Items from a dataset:
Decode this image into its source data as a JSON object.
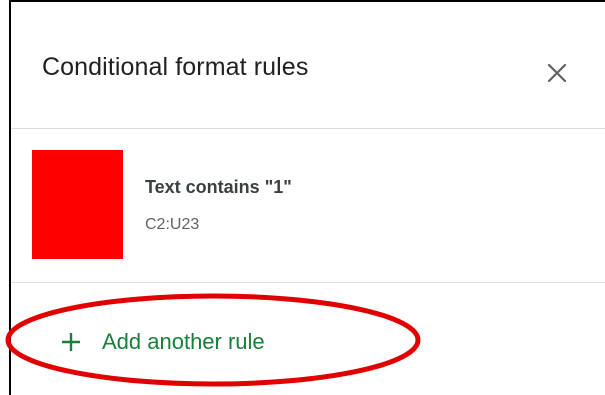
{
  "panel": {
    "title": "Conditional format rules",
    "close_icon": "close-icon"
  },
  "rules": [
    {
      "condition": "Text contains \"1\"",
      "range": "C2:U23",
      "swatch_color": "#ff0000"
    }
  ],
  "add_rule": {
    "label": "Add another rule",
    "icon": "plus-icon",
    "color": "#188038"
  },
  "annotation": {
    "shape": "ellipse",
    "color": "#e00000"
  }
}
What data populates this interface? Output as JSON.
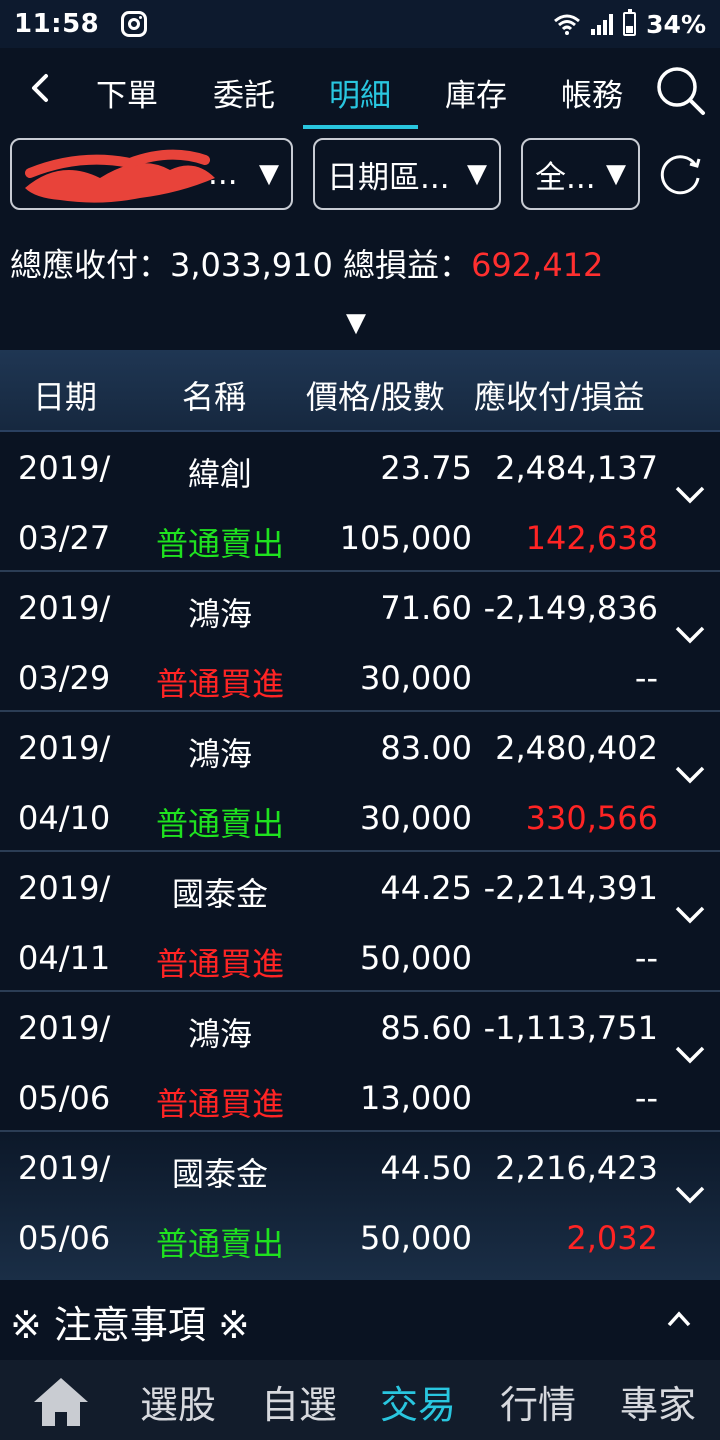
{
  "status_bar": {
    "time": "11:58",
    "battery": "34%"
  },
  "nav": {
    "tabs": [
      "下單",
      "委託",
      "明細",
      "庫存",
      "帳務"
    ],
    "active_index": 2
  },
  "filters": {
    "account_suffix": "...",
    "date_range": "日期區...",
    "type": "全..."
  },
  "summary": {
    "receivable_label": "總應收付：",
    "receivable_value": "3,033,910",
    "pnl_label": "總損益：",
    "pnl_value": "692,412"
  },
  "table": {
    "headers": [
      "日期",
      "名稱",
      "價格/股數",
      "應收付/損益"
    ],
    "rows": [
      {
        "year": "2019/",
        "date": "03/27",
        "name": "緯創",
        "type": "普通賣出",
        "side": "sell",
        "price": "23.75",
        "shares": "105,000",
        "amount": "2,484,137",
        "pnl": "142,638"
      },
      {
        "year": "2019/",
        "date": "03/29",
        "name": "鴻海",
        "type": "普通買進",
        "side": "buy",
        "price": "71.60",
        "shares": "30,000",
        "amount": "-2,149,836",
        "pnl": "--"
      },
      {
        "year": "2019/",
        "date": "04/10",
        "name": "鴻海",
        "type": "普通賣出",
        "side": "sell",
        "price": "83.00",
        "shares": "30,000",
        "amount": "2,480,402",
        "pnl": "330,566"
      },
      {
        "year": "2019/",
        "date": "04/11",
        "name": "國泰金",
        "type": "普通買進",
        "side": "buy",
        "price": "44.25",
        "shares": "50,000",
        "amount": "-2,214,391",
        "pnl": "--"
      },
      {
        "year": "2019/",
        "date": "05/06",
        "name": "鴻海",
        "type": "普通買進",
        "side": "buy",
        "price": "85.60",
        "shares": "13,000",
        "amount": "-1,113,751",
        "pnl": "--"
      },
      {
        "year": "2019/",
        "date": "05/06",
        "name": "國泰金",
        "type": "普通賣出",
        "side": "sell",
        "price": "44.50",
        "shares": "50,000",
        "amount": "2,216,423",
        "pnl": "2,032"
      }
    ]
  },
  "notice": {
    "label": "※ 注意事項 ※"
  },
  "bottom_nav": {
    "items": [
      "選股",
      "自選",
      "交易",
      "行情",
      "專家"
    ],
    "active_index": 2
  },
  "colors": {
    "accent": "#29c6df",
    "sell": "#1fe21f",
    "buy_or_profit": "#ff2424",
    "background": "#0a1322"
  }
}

==

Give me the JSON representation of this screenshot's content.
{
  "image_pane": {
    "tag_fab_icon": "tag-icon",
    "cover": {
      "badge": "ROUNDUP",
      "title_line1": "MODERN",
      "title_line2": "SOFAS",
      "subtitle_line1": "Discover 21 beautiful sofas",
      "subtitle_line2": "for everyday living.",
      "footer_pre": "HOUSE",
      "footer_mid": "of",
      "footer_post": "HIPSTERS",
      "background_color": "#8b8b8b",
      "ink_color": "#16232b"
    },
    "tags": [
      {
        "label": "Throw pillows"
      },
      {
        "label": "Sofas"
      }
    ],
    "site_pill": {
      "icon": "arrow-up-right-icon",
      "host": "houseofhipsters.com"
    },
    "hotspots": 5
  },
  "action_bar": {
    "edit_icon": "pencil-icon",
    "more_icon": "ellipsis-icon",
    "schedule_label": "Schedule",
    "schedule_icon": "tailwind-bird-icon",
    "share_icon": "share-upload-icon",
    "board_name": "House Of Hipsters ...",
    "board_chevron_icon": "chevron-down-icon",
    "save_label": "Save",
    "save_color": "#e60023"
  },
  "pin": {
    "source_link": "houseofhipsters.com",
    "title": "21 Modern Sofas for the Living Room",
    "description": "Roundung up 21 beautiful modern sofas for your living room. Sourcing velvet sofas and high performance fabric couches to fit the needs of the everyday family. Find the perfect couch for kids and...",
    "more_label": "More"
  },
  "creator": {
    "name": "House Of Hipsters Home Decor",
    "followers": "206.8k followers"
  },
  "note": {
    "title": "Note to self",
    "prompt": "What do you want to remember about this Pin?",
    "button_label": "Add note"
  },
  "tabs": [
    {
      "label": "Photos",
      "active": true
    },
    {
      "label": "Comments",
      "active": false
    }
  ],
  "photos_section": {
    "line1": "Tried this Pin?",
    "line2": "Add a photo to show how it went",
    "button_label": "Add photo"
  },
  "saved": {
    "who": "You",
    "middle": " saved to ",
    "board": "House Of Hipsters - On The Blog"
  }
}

## What is expected
Search the records above for the string "icon". Copy every line that contains it.

## Solution below
    "close_icon": "close-icon"
    "icon": "plus-icon",
    "tag_fab_icon": "tag-icon",
      "icon": "arrow-up-right-icon",
    "edit_icon": "pencil-icon",
    "more_icon": "ellipsis-icon",
    "schedule_icon": "tailwind-bird-icon",
    "share_icon": "share-upload-icon",
    "board_chevron_icon": "chevron-down-icon",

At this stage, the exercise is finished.